Written instruction:
All of the records below should be output exactly.

Task data:
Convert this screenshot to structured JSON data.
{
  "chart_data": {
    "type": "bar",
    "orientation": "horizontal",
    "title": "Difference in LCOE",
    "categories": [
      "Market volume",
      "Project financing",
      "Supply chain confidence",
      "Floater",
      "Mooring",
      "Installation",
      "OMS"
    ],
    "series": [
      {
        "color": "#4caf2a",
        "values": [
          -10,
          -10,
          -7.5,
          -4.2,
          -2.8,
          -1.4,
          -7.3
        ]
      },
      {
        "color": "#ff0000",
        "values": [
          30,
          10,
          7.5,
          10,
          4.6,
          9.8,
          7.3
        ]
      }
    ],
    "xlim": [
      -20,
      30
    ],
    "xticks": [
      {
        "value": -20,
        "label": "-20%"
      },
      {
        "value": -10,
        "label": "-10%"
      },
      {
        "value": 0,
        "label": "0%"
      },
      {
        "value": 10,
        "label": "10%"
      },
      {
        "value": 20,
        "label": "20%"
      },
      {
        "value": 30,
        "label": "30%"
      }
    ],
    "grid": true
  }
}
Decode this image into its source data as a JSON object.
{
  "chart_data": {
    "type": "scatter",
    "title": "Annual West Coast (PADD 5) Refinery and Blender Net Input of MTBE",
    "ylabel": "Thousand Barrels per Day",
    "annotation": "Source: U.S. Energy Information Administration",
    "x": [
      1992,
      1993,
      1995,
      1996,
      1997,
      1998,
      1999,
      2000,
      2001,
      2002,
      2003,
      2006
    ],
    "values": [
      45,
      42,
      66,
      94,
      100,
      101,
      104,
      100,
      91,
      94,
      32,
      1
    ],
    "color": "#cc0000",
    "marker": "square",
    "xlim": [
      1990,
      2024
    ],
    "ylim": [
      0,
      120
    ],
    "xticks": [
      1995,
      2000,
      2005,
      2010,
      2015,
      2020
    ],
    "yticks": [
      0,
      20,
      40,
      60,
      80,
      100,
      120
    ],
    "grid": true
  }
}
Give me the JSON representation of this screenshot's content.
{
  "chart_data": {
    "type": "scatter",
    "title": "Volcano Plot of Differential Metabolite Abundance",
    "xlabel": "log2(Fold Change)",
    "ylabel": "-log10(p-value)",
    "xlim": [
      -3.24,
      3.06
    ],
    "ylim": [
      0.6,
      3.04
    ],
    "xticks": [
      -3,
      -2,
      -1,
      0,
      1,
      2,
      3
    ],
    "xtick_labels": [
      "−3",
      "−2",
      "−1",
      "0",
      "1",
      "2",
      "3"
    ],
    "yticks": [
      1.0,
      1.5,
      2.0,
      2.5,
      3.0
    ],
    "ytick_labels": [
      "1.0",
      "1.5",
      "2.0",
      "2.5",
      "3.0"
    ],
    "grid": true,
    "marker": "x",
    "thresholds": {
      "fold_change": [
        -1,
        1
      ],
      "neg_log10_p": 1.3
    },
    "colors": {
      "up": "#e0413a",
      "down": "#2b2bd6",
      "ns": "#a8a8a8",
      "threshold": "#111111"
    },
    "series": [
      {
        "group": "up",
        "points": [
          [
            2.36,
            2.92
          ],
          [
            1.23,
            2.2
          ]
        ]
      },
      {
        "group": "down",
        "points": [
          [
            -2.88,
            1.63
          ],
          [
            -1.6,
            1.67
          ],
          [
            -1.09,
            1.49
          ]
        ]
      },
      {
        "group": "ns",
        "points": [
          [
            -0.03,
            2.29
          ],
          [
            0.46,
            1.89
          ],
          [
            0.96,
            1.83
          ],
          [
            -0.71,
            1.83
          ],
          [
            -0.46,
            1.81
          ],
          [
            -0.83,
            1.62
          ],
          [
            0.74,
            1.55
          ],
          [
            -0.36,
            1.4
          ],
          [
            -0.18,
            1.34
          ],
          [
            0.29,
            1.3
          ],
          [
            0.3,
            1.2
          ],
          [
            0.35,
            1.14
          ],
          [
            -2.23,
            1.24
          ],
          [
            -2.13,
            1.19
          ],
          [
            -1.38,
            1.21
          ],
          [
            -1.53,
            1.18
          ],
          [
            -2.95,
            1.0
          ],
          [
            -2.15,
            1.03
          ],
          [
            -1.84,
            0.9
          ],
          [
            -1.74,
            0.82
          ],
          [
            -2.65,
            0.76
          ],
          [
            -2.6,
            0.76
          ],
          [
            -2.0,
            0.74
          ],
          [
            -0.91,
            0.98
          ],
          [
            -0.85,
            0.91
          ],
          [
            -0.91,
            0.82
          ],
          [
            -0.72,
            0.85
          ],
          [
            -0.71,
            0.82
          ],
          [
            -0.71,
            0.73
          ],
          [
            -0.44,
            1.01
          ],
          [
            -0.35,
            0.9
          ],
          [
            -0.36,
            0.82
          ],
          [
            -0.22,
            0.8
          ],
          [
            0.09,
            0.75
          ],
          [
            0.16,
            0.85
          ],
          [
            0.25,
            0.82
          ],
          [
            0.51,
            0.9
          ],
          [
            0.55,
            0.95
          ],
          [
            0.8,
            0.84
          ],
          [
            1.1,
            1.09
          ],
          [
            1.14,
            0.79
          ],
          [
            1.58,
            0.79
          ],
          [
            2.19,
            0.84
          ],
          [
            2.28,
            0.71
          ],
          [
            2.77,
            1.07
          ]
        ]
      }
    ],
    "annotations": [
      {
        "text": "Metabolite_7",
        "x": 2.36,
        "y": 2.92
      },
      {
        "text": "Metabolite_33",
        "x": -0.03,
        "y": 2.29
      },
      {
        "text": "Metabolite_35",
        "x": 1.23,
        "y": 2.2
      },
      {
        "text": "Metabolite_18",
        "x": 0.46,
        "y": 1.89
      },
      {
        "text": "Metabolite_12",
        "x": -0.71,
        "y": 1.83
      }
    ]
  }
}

Task output:
Convert this screenshot to structured JSON data.
{
  "chart_data": {
    "type": "bar",
    "orientation": "horizontal",
    "title": "Difference in LCOE",
    "categories": [
      "Market volume",
      "Project financing",
      "Supply chain confidence",
      "Floater",
      "Mooring",
      "Installation",
      "OMS"
    ],
    "series": [
      {
        "color": "#4caf2a",
        "values": [
          -10,
          -10,
          -7.5,
          -4.2,
          -2.8,
          -1.4,
          -7.3
        ]
      },
      {
        "color": "#ff0000",
        "values": [
          30,
          10,
          7.5,
          10,
          4.6,
          9.8,
          7.3
        ]
      }
    ],
    "xlim": [
      -20,
      30
    ],
    "xticks": [
      {
        "value": -20,
        "label": "-20%"
      },
      {
        "value": -10,
        "label": "-10%"
      },
      {
        "value": 0,
        "label": "0%"
      },
      {
        "value": 10,
        "label": "10%"
      },
      {
        "value": 20,
        "label": "20%"
      },
      {
        "value": 30,
        "label": "30%"
      }
    ],
    "grid": true
  }
}
Decode this image into its source data as a JSON object.
{
  "chart_data": {
    "type": "scatter",
    "title": "Annual West Coast (PADD 5) Refinery and Blender Net Input of MTBE",
    "ylabel": "Thousand Barrels per Day",
    "annotation": "Source: U.S. Energy Information Administration",
    "x": [
      1992,
      1993,
      1995,
      1996,
      1997,
      1998,
      1999,
      2000,
      2001,
      2002,
      2003,
      2006
    ],
    "values": [
      45,
      42,
      66,
      94,
      100,
      101,
      104,
      100,
      91,
      94,
      32,
      1
    ],
    "color": "#cc0000",
    "marker": "square",
    "xlim": [
      1990,
      2024
    ],
    "ylim": [
      0,
      120
    ],
    "xticks": [
      1995,
      2000,
      2005,
      2010,
      2015,
      2020
    ],
    "yticks": [
      0,
      20,
      40,
      60,
      80,
      100,
      120
    ],
    "grid": true
  }
}
Give me the JSON representation of this screenshot's content.
{
  "chart_data": {
    "type": "scatter",
    "title": "Volcano Plot of Differential Metabolite Abundance",
    "xlabel": "log2(Fold Change)",
    "ylabel": "-log10(p-value)",
    "xlim": [
      -3.24,
      3.06
    ],
    "ylim": [
      0.6,
      3.04
    ],
    "xticks": [
      -3,
      -2,
      -1,
      0,
      1,
      2,
      3
    ],
    "xtick_labels": [
      "−3",
      "−2",
      "−1",
      "0",
      "1",
      "2",
      "3"
    ],
    "yticks": [
      1.0,
      1.5,
      2.0,
      2.5,
      3.0
    ],
    "ytick_labels": [
      "1.0",
      "1.5",
      "2.0",
      "2.5",
      "3.0"
    ],
    "grid": true,
    "marker": "x",
    "thresholds": {
      "fold_change": [
        -1,
        1
      ],
      "neg_log10_p": 1.3
    },
    "colors": {
      "up": "#e0413a",
      "down": "#2b2bd6",
      "ns": "#a8a8a8",
      "threshold": "#111111"
    },
    "series": [
      {
        "group": "up",
        "points": [
          [
            2.36,
            2.92
          ],
          [
            1.23,
            2.2
          ]
        ]
      },
      {
        "group": "down",
        "points": [
          [
            -2.88,
            1.63
          ],
          [
            -1.6,
            1.67
          ],
          [
            -1.09,
            1.49
          ]
        ]
      },
      {
        "group": "ns",
        "points": [
          [
            -0.03,
            2.29
          ],
          [
            0.46,
            1.89
          ],
          [
            0.96,
            1.83
          ],
          [
            -0.71,
            1.83
          ],
          [
            -0.46,
            1.81
          ],
          [
            -0.83,
            1.62
          ],
          [
            0.74,
            1.55
          ],
          [
            -0.36,
            1.4
          ],
          [
            -0.18,
            1.34
          ],
          [
            0.29,
            1.3
          ],
          [
            0.3,
            1.2
          ],
          [
            0.35,
            1.14
          ],
          [
            -2.23,
            1.24
          ],
          [
            -2.13,
            1.19
          ],
          [
            -1.38,
            1.21
          ],
          [
            -1.53,
            1.18
          ],
          [
            -2.95,
            1.0
          ],
          [
            -2.15,
            1.03
          ],
          [
            -1.84,
            0.9
          ],
          [
            -1.74,
            0.82
          ],
          [
            -2.65,
            0.76
          ],
          [
            -2.6,
            0.76
          ],
          [
            -2.0,
            0.74
          ],
          [
            -0.91,
            0.98
          ],
          [
            -0.85,
            0.91
          ],
          [
            -0.91,
            0.82
          ],
          [
            -0.72,
            0.85
          ],
          [
            -0.71,
            0.82
          ],
          [
            -0.71,
            0.73
          ],
          [
            -0.44,
            1.01
          ],
          [
            -0.35,
            0.9
          ],
          [
            -0.36,
            0.82
          ],
          [
            -0.22,
            0.8
          ],
          [
            0.09,
            0.75
          ],
          [
            0.16,
            0.85
          ],
          [
            0.25,
            0.82
          ],
          [
            0.51,
            0.9
          ],
          [
            0.55,
            0.95
          ],
          [
            0.8,
            0.84
          ],
          [
            1.1,
            1.09
          ],
          [
            1.14,
            0.79
          ],
          [
            1.58,
            0.79
          ],
          [
            2.19,
            0.84
          ],
          [
            2.28,
            0.71
          ],
          [
            2.77,
            1.07
          ]
        ]
      }
    ],
    "annotations": [
      {
        "text": "Metabolite_7",
        "x": 2.36,
        "y": 2.92
      },
      {
        "text": "Metabolite_33",
        "x": -0.03,
        "y": 2.29
      },
      {
        "text": "Metabolite_35",
        "x": 1.23,
        "y": 2.2
      },
      {
        "text": "Metabolite_18",
        "x": 0.46,
        "y": 1.89
      },
      {
        "text": "Metabolite_12",
        "x": -0.71,
        "y": 1.83
      }
    ]
  }
}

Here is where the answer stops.